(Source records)
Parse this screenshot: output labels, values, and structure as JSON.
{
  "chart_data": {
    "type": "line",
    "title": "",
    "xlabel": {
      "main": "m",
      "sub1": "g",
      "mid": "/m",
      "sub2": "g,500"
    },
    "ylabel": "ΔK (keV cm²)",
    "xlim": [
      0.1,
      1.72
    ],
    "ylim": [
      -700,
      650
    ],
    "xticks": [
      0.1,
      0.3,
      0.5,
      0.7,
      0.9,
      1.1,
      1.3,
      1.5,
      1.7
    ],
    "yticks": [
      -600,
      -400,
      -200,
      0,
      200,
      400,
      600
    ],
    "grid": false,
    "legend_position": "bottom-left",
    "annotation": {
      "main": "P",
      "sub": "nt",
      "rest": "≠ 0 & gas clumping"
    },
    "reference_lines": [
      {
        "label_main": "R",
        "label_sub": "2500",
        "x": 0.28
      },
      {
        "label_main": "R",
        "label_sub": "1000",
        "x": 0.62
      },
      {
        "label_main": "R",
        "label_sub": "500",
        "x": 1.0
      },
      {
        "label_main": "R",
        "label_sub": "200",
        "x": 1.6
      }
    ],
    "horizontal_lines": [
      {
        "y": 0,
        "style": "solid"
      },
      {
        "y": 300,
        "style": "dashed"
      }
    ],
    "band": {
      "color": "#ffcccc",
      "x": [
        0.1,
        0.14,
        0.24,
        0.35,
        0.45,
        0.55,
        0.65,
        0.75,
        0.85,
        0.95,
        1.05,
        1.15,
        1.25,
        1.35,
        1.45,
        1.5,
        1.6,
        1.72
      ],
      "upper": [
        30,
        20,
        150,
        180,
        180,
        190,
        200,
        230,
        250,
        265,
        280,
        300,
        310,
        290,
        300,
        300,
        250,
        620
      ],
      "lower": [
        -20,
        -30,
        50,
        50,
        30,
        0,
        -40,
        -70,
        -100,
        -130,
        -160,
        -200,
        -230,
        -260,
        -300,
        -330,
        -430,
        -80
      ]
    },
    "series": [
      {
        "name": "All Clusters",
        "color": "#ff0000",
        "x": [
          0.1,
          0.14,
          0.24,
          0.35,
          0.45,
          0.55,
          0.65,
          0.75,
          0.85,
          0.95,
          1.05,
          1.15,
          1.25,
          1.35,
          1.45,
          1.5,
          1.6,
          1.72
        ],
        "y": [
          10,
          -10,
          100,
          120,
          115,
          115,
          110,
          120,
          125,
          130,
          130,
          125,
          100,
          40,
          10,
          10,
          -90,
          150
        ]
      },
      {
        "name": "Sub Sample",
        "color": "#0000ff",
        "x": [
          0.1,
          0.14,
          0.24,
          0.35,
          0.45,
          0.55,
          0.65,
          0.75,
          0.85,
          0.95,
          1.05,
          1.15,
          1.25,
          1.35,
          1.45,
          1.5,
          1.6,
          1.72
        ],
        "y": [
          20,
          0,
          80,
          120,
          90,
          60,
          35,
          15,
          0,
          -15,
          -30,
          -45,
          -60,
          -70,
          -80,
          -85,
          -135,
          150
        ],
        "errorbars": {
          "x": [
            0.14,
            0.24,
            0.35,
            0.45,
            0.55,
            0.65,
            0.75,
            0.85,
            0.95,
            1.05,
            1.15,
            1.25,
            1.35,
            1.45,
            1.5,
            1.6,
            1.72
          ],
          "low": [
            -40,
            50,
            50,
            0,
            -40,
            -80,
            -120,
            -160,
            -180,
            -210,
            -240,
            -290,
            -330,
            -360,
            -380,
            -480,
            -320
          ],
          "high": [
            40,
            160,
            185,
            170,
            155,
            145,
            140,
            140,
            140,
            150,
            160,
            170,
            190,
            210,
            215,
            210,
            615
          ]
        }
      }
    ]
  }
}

> [The task]: From the preceding material, extract every line exactly.

> [Problem solution]:
Parse this screenshot: output labels, values, and structure as JSON.
{
  "chart_data": {
    "type": "line",
    "title": "",
    "xlabel": {
      "main": "m",
      "sub1": "g",
      "mid": "/m",
      "sub2": "g,500"
    },
    "ylabel": "ΔK (keV cm²)",
    "xlim": [
      0.1,
      1.72
    ],
    "ylim": [
      -700,
      650
    ],
    "xticks": [
      0.1,
      0.3,
      0.5,
      0.7,
      0.9,
      1.1,
      1.3,
      1.5,
      1.7
    ],
    "yticks": [
      -600,
      -400,
      -200,
      0,
      200,
      400,
      600
    ],
    "grid": false,
    "legend_position": "bottom-left",
    "annotation": {
      "main": "P",
      "sub": "nt",
      "rest": "≠ 0 & gas clumping"
    },
    "reference_lines": [
      {
        "label_main": "R",
        "label_sub": "2500",
        "x": 0.28
      },
      {
        "label_main": "R",
        "label_sub": "1000",
        "x": 0.62
      },
      {
        "label_main": "R",
        "label_sub": "500",
        "x": 1.0
      },
      {
        "label_main": "R",
        "label_sub": "200",
        "x": 1.6
      }
    ],
    "horizontal_lines": [
      {
        "y": 0,
        "style": "solid"
      },
      {
        "y": 300,
        "style": "dashed"
      }
    ],
    "band": {
      "color": "#ffcccc",
      "x": [
        0.1,
        0.14,
        0.24,
        0.35,
        0.45,
        0.55,
        0.65,
        0.75,
        0.85,
        0.95,
        1.05,
        1.15,
        1.25,
        1.35,
        1.45,
        1.5,
        1.6,
        1.72
      ],
      "upper": [
        30,
        20,
        150,
        180,
        180,
        190,
        200,
        230,
        250,
        265,
        280,
        300,
        310,
        290,
        300,
        300,
        250,
        620
      ],
      "lower": [
        -20,
        -30,
        50,
        50,
        30,
        0,
        -40,
        -70,
        -100,
        -130,
        -160,
        -200,
        -230,
        -260,
        -300,
        -330,
        -430,
        -80
      ]
    },
    "series": [
      {
        "name": "All Clusters",
        "color": "#ff0000",
        "x": [
          0.1,
          0.14,
          0.24,
          0.35,
          0.45,
          0.55,
          0.65,
          0.75,
          0.85,
          0.95,
          1.05,
          1.15,
          1.25,
          1.35,
          1.45,
          1.5,
          1.6,
          1.72
        ],
        "y": [
          10,
          -10,
          100,
          120,
          115,
          115,
          110,
          120,
          125,
          130,
          130,
          125,
          100,
          40,
          10,
          10,
          -90,
          150
        ]
      },
      {
        "name": "Sub Sample",
        "color": "#0000ff",
        "x": [
          0.1,
          0.14,
          0.24,
          0.35,
          0.45,
          0.55,
          0.65,
          0.75,
          0.85,
          0.95,
          1.05,
          1.15,
          1.25,
          1.35,
          1.45,
          1.5,
          1.6,
          1.72
        ],
        "y": [
          20,
          0,
          80,
          120,
          90,
          60,
          35,
          15,
          0,
          -15,
          -30,
          -45,
          -60,
          -70,
          -80,
          -85,
          -135,
          150
        ],
        "errorbars": {
          "x": [
            0.14,
            0.24,
            0.35,
            0.45,
            0.55,
            0.65,
            0.75,
            0.85,
            0.95,
            1.05,
            1.15,
            1.25,
            1.35,
            1.45,
            1.5,
            1.6,
            1.72
          ],
          "low": [
            -40,
            50,
            50,
            0,
            -40,
            -80,
            -120,
            -160,
            -180,
            -210,
            -240,
            -290,
            -330,
            -360,
            -380,
            -480,
            -320
          ],
          "high": [
            40,
            160,
            185,
            170,
            155,
            145,
            140,
            140,
            140,
            150,
            160,
            170,
            190,
            210,
            215,
            210,
            615
          ]
        }
      }
    ]
  }
}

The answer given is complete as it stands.